Written exercise:
Give every line below again, exactly.

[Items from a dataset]

--------------------------------

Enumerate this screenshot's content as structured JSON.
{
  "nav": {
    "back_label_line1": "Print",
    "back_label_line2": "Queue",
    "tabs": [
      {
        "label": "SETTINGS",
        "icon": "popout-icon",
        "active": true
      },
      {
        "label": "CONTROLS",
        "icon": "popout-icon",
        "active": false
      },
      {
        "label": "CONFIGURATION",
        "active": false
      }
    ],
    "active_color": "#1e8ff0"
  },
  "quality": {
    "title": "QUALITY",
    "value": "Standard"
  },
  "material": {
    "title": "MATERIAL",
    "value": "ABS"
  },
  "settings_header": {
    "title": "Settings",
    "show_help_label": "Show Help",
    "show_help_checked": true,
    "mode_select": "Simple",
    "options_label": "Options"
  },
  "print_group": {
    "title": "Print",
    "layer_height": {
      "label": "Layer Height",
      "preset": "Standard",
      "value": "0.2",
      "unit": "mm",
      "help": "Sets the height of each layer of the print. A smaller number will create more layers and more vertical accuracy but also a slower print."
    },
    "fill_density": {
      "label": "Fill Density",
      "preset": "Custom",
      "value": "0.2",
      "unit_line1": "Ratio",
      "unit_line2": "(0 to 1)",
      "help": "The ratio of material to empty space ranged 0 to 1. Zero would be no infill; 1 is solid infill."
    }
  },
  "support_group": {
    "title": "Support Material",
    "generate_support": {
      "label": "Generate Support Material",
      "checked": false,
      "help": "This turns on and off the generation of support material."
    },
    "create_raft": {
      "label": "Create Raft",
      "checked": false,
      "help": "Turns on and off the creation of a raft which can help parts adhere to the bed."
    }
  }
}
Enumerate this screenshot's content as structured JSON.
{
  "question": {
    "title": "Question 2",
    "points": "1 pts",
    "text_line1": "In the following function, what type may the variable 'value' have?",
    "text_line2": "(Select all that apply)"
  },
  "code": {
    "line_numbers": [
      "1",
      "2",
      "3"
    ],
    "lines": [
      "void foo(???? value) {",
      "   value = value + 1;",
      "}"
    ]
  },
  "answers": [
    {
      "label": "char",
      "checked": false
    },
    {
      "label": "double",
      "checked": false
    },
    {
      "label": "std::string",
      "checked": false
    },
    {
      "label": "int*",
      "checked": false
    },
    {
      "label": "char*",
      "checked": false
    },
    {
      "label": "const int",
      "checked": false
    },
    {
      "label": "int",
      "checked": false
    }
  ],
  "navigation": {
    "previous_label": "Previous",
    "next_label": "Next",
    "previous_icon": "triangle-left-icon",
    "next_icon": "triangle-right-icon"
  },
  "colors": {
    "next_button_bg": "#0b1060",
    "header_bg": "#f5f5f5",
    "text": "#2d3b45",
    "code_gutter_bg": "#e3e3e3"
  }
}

--------------------------------

Output for this task:
Enumerate this screenshot's content as structured JSON.
{
  "nav": {
    "back_label_line1": "Print",
    "back_label_line2": "Queue",
    "tabs": [
      {
        "label": "SETTINGS",
        "icon": "popout-icon",
        "active": true
      },
      {
        "label": "CONTROLS",
        "icon": "popout-icon",
        "active": false
      },
      {
        "label": "CONFIGURATION",
        "active": false
      }
    ],
    "active_color": "#1e8ff0"
  },
  "quality": {
    "title": "QUALITY",
    "value": "Standard"
  },
  "material": {
    "title": "MATERIAL",
    "value": "ABS"
  },
  "settings_header": {
    "title": "Settings",
    "show_help_label": "Show Help",
    "show_help_checked": true,
    "mode_select": "Simple",
    "options_label": "Options"
  },
  "print_group": {
    "title": "Print",
    "layer_height": {
      "label": "Layer Height",
      "preset": "Standard",
      "value": "0.2",
      "unit": "mm",
      "help": "Sets the height of each layer of the print. A smaller number will create more layers and more vertical accuracy but also a slower print."
    },
    "fill_density": {
      "label": "Fill Density",
      "preset": "Custom",
      "value": "0.2",
      "unit_line1": "Ratio",
      "unit_line2": "(0 to 1)",
      "help": "The ratio of material to empty space ranged 0 to 1. Zero would be no infill; 1 is solid infill."
    }
  },
  "support_group": {
    "title": "Support Material",
    "generate_support": {
      "label": "Generate Support Material",
      "checked": false,
      "help": "This turns on and off the generation of support material."
    },
    "create_raft": {
      "label": "Create Raft",
      "checked": false,
      "help": "Turns on and off the creation of a raft which can help parts adhere to the bed."
    }
  }
}
Enumerate this screenshot's content as structured JSON.
{
  "question": {
    "title": "Question 2",
    "points": "1 pts",
    "text_line1": "In the following function, what type may the variable 'value' have?",
    "text_line2": "(Select all that apply)"
  },
  "code": {
    "line_numbers": [
      "1",
      "2",
      "3"
    ],
    "lines": [
      "void foo(???? value) {",
      "   value = value + 1;",
      "}"
    ]
  },
  "answers": [
    {
      "label": "char",
      "checked": false
    },
    {
      "label": "double",
      "checked": false
    },
    {
      "label": "std::string",
      "checked": false
    },
    {
      "label": "int*",
      "checked": false
    },
    {
      "label": "char*",
      "checked": false
    },
    {
      "label": "const int",
      "checked": false
    },
    {
      "label": "int",
      "checked": false
    }
  ],
  "navigation": {
    "previous_label": "Previous",
    "next_label": "Next",
    "previous_icon": "triangle-left-icon",
    "next_icon": "triangle-right-icon"
  },
  "colors": {
    "next_button_bg": "#0b1060",
    "header_bg": "#f5f5f5",
    "text": "#2d3b45",
    "code_gutter_bg": "#e3e3e3"
  }
}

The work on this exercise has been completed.